*What you need to do:* Filter the entries and keep only the lines where the string "JSON" appears.

*Figure collection entries:*
◇ ◇ ◇

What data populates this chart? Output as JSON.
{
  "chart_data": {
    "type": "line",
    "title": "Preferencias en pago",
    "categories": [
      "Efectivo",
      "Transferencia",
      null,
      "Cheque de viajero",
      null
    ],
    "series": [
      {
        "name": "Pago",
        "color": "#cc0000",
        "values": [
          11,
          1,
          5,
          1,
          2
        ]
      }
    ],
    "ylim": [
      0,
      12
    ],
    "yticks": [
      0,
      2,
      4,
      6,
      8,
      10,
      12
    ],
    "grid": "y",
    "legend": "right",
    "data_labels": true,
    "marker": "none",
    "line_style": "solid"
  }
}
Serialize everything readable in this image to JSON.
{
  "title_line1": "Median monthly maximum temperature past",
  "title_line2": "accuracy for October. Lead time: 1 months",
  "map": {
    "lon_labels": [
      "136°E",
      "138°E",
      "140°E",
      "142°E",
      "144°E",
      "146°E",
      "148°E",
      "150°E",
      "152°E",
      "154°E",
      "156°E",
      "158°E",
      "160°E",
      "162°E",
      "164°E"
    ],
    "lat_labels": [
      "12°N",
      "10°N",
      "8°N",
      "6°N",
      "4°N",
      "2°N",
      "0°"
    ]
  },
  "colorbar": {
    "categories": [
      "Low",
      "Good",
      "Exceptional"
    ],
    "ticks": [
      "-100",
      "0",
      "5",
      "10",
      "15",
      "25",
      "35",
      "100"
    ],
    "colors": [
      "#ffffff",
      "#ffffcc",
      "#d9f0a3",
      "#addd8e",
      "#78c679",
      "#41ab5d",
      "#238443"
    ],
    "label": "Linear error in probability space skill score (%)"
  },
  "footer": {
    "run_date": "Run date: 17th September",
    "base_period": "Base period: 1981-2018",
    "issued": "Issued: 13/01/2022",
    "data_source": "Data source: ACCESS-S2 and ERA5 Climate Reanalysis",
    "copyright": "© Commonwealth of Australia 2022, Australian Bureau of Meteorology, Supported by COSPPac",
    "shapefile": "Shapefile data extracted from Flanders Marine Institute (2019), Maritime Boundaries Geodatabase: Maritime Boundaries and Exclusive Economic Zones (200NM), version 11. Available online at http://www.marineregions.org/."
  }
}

◇ ◇ ◇

*Response below:*
What data populates this chart? Output as JSON.
Serialize everything readable in this image to JSON.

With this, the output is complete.